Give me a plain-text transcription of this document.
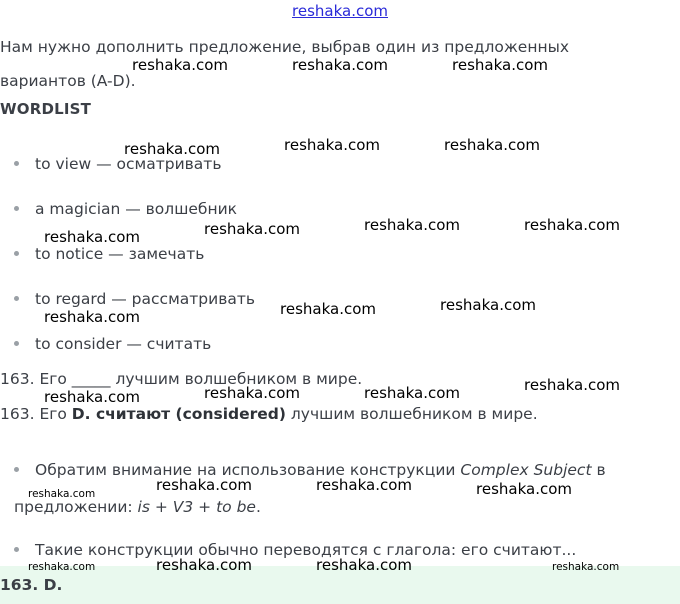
reshaka.com
Нам нужно дополнить предложение, выбрав один из предложенных вариантов (A-D).
WORDLIST
to view — осматривать
a magician — волшебник
to notice — замечать
to regard — рассматривать
to consider — считать
163. Его _____ лучшим волшебником в мире.
163. Его D. считают (considered) лучшим волшебником в мире.
Обратим внимание на использование конструкции Complex Subject в предложении: is + V3 + to be.
Такие конструкции обычно переводятся с глагола: его считают...
163. D.
reshaka.com	reshaka.com	reshaka.com
reshaka.com	reshaka.com	reshaka.com
reshaka.com	reshaka.com	reshaka.com	reshaka.com
reshaka.com	reshaka.com	reshaka.com
reshaka.com	reshaka.com	reshaka.com	reshaka.com
reshaka.com	reshaka.com	reshaka.com	reshaka.com
reshaka.com	reshaka.com	reshaka.com	reshaka.com
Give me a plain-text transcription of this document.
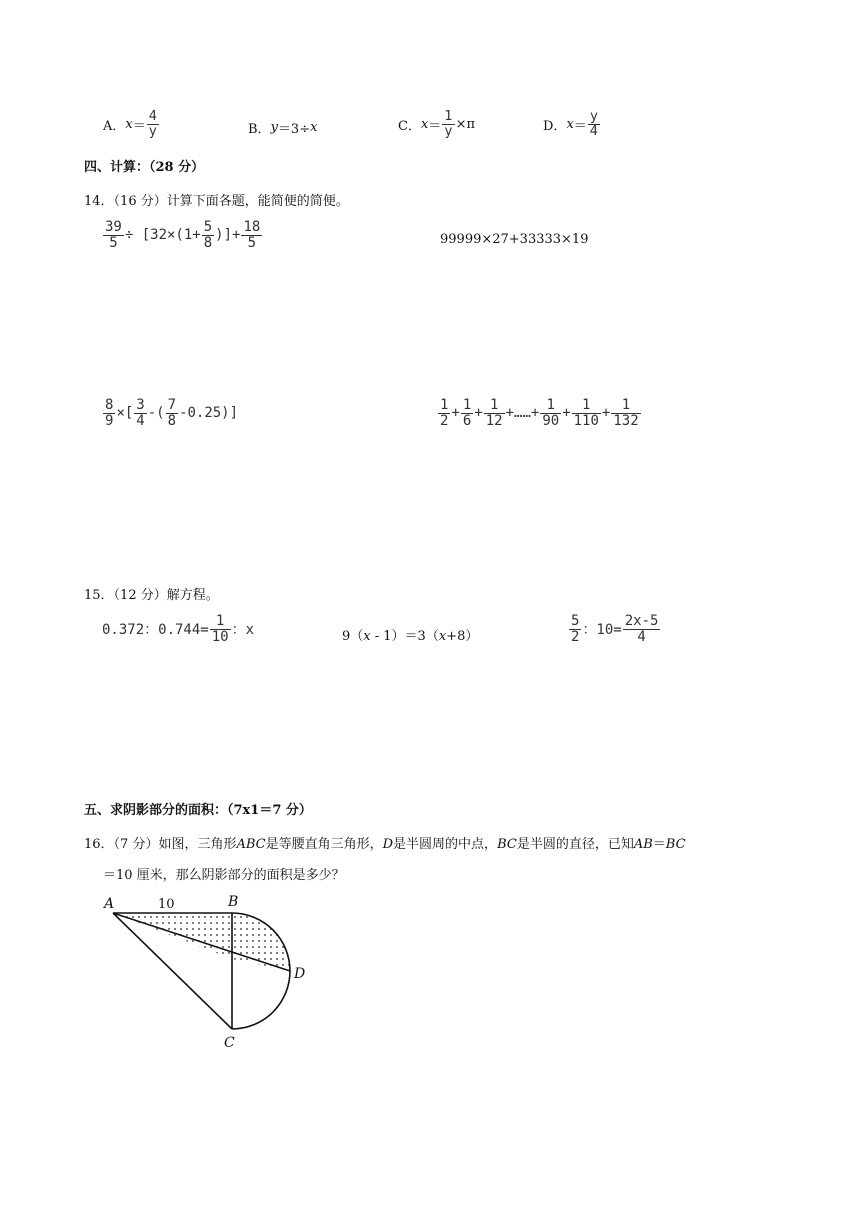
A． $x = \frac{4}{y}$	B． y ＝3÷ x	C． $x = \frac{1}{y} \times\pi$	D． $x = \frac{y}{4}$
四、计算：（28 分）
14．（16 分）计算下面各题，能简便的简便。
$\frac{39}{5} \div [32\times(1+ \frac{5}{8}$ )]+ $\frac{18}{5}$	99999×27+33333×19
$\frac{8}{9}$ ×[ $\frac{3}{4}$ -( $\frac{7}{8} -0.25$)]	$\frac{1}{2} + \frac{1}{6} + \frac{1}{12}$ +……+ $\frac{1}{90} + \frac{1}{110} + \frac{1}{132}$
15．（12 分）解方程。
0.372：$0.744= \frac{1}{10}$ ：x	9（x - 1）＝3（x+8）	$\frac{5}{2}$ ：$10= \frac{2x-5}{4}$
五、求阴影部分的面积：（7x1＝7 分）
16．（7 分）如图，三角形ABC是等腰直角三角形，D是半圆周的中点，BC是半圆的直径，已知AB＝BC
＝10 厘米，那么阴影部分的面积是多少？
A	B
C
D
10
☆ ☆ ☆ ☆ ☆ ☆ ☆
**Instructions for the task:** Make an exact copy of every entry above, minus the images.

**Task result:**
Give me a plain-text transcription of this document.
reshaka.com
Нам нужно дополнить предложение, выбрав один из предложенных вариантов (A-D).
WORDLIST
to view — осматривать
a magician — волшебник
to notice — замечать
to regard — рассматривать
to consider — считать
163. Его _____ лучшим волшебником в мире.
163. Его D. считают (considered) лучшим волшебником в мире.
Обратим внимание на использование конструкции Complex Subject в предложении: is + V3 + to be.
Такие конструкции обычно переводятся с глагола: его считают...
163. D.
reshaka.com	reshaka.com	reshaka.com
reshaka.com	reshaka.com	reshaka.com
reshaka.com	reshaka.com	reshaka.com	reshaka.com
reshaka.com	reshaka.com	reshaka.com
reshaka.com	reshaka.com	reshaka.com	reshaka.com
reshaka.com	reshaka.com	reshaka.com	reshaka.com
reshaka.com	reshaka.com	reshaka.com	reshaka.com
Give me a plain-text transcription of this document.
A． $x = \frac{4}{y}$	B． y ＝3÷ x	C． $x = \frac{1}{y} \times\pi$	D． $x = \frac{y}{4}$
四、计算：（28 分）
14．（16 分）计算下面各题，能简便的简便。
$\frac{39}{5} \div [32\times(1+ \frac{5}{8}$ )]+ $\frac{18}{5}$	99999×27+33333×19
$\frac{8}{9}$ ×[ $\frac{3}{4}$ -( $\frac{7}{8} -0.25$)]	$\frac{1}{2} + \frac{1}{6} + \frac{1}{12}$ +……+ $\frac{1}{90} + \frac{1}{110} + \frac{1}{132}$
15．（12 分）解方程。
0.372：$0.744= \frac{1}{10}$ ：x	9（x - 1）＝3（x+8）	$\frac{5}{2}$ ：$10= \frac{2x-5}{4}$
五、求阴影部分的面积：（7x1＝7 分）
16．（7 分）如图，三角形ABC是等腰直角三角形，D是半圆周的中点，BC是半圆的直径，已知AB＝BC
＝10 厘米，那么阴影部分的面积是多少？
A	B
C
D
10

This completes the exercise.